Required task: Copy out the records precisely, omitting pictures.

Material shown:
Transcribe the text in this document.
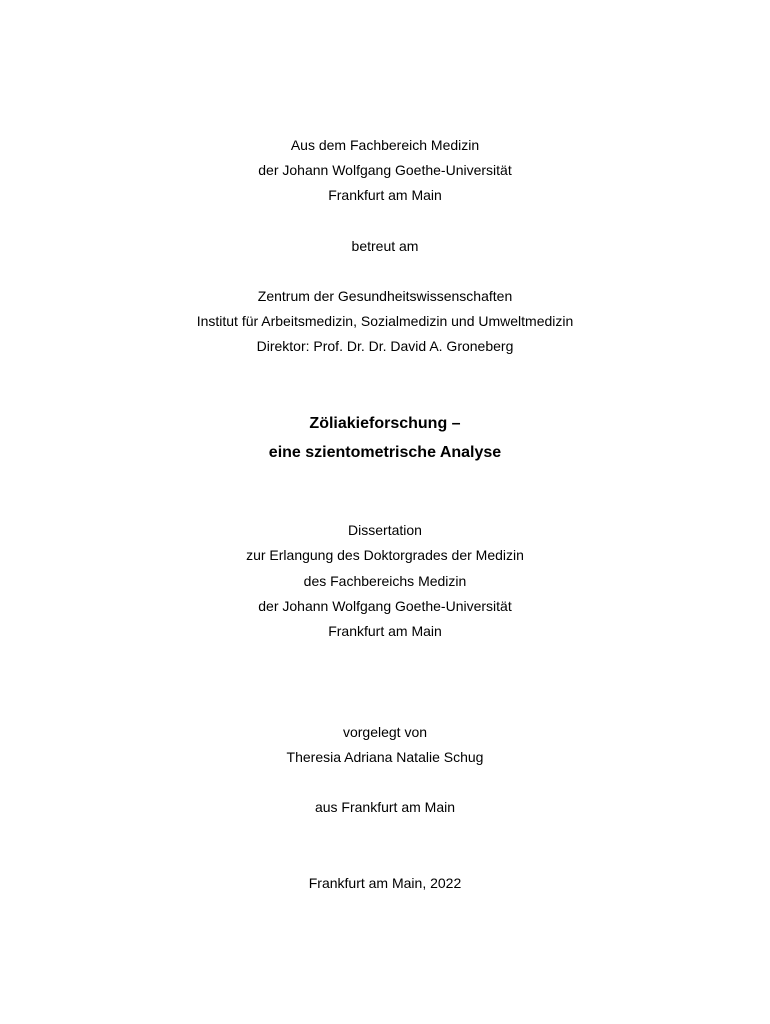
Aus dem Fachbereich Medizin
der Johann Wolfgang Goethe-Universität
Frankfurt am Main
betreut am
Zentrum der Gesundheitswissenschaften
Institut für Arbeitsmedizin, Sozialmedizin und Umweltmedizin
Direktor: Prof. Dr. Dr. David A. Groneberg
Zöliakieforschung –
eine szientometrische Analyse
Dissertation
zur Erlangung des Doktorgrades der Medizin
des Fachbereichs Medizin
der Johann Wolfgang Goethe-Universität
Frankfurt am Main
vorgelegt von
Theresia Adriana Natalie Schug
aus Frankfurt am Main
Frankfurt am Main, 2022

The completed task:
Transcribe the text in this document.
Aus dem Fachbereich Medizin
der Johann Wolfgang Goethe-Universität
Frankfurt am Main
betreut am
Zentrum der Gesundheitswissenschaften
Institut für Arbeitsmedizin, Sozialmedizin und Umweltmedizin
Direktor: Prof. Dr. Dr. David A. Groneberg
Zöliakieforschung –
eine szientometrische Analyse
Dissertation
zur Erlangung des Doktorgrades der Medizin
des Fachbereichs Medizin
der Johann Wolfgang Goethe-Universität
Frankfurt am Main
vorgelegt von
Theresia Adriana Natalie Schug
aus Frankfurt am Main
Frankfurt am Main, 2022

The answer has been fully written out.